▶ [Material for this task]:

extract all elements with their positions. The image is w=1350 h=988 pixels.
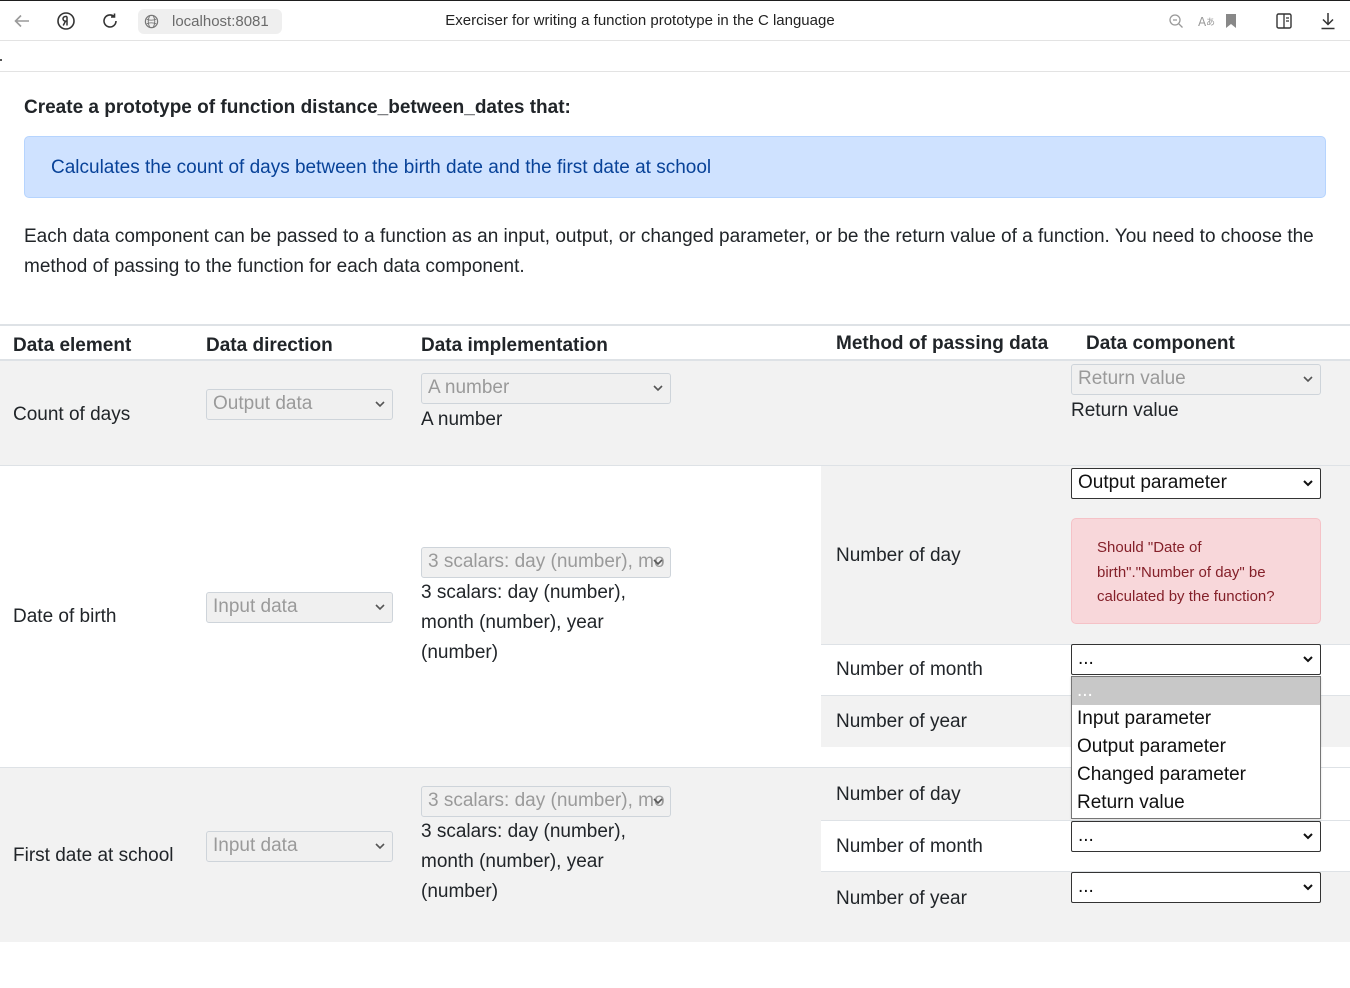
browser-toolbar: localhost:8081 Exerciser for writing a f… — [0, 0, 1350, 41]
yandex-logo-icon[interactable] — [55, 10, 77, 32]
passing-method-select[interactable]: ... — [1071, 821, 1321, 852]
site-info-icon[interactable] — [142, 13, 160, 31]
task-heading: Create a prototype of function distance_… — [24, 97, 571, 119]
passing-method-text: Return value — [1071, 400, 1179, 421]
dropdown-option[interactable]: Return value — [1072, 789, 1320, 817]
component-name: Number of month — [836, 659, 983, 680]
zoom-icon[interactable] — [1165, 10, 1187, 32]
data-direction-select: Output data — [206, 389, 393, 420]
chevron-down-icon — [653, 385, 663, 392]
header-data-implementation: Data implementation — [421, 335, 608, 356]
task-heading-suffix: that: — [529, 97, 571, 118]
passing-method-select: Return value — [1071, 364, 1321, 395]
reload-icon[interactable] — [99, 10, 121, 32]
data-implementation-select: A number — [421, 373, 671, 404]
chevron-down-icon — [653, 798, 663, 805]
address-bar[interactable]: localhost:8081 — [138, 9, 282, 34]
passing-method-select[interactable]: Output parameter — [1071, 468, 1321, 499]
row-element-label: Count of days — [13, 404, 131, 425]
chevron-down-icon — [653, 559, 663, 566]
passing-method-dropdown[interactable]: ... Input parameter Output parameter Cha… — [1071, 676, 1321, 819]
dropdown-option[interactable]: ... — [1072, 677, 1320, 705]
page-title-bar: Exerciser for writing a function prototy… — [445, 12, 835, 29]
chevron-down-icon — [375, 604, 385, 611]
component-name: Number of day — [836, 784, 961, 805]
chevron-down-icon — [1303, 376, 1313, 383]
collections-icon[interactable] — [1273, 10, 1295, 32]
data-implementation-select: 3 scalars: day (number), month (number),… — [421, 786, 671, 817]
implementation-text: 3 scalars: day (number), month (number),… — [421, 582, 626, 663]
component-name: Number of day — [836, 545, 961, 566]
translate-icon[interactable]: Aあ — [1196, 10, 1218, 32]
bookmark-icon[interactable] — [1220, 10, 1242, 32]
chevron-down-icon — [1303, 833, 1313, 840]
chevron-down-icon — [1303, 884, 1313, 891]
component-name: Number of year — [836, 888, 967, 909]
implementation-text: A number — [421, 409, 503, 430]
data-direction-select: Input data — [206, 592, 393, 623]
data-implementation-select: 3 scalars: day (number), month (number),… — [421, 547, 671, 578]
header-data-component: Data component — [1086, 333, 1235, 354]
instructions-text: Each data component can be passed to a f… — [24, 226, 1314, 277]
dropdown-option[interactable]: Changed parameter — [1072, 761, 1320, 789]
row-element-label: Date of birth — [13, 606, 117, 627]
download-icon[interactable] — [1317, 10, 1339, 32]
chevron-down-icon — [375, 843, 385, 850]
implementation-text: 3 scalars: day (number), month (number),… — [421, 821, 626, 902]
header-data-direction: Data direction — [206, 335, 333, 356]
dropdown-option[interactable]: Input parameter — [1072, 705, 1320, 733]
validation-error: Should "Date of birth"."Number of day" b… — [1071, 518, 1321, 624]
function-name: distance_between_dates — [300, 97, 525, 118]
chevron-down-icon — [1303, 480, 1313, 487]
data-direction-select: Input data — [206, 831, 393, 862]
dropdown-option[interactable]: Output parameter — [1072, 733, 1320, 761]
svg-text:あ: あ — [1206, 17, 1215, 28]
bookmarks-bar — [0, 41, 1350, 72]
header-data-element: Data element — [13, 335, 132, 356]
back-arrow-icon[interactable] — [11, 10, 33, 32]
header-method-passing: Method of passing data — [836, 333, 1049, 354]
url-text: localhost:8081 — [172, 13, 269, 30]
chevron-down-icon — [1303, 656, 1313, 663]
row-element-label: First date at school — [13, 845, 174, 866]
component-name: Number of year — [836, 711, 967, 732]
component-name: Number of month — [836, 836, 983, 857]
task-description: Calculates the count of days between the… — [24, 136, 1326, 198]
chevron-down-icon — [375, 401, 385, 408]
passing-method-select[interactable]: ... — [1071, 872, 1321, 903]
task-heading-prefix: Create a prototype of function — [24, 97, 296, 118]
passing-method-select[interactable]: ... — [1071, 644, 1321, 675]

▶ [Task prompt]: Show each line of the records above that contains the string "birth". Case matters.

▶ [The answer]:
row-element-label: Date of birth — [13, 606, 117, 627]
validation-error: Should "Date of birth"."Number of day" b… — [1071, 518, 1321, 624]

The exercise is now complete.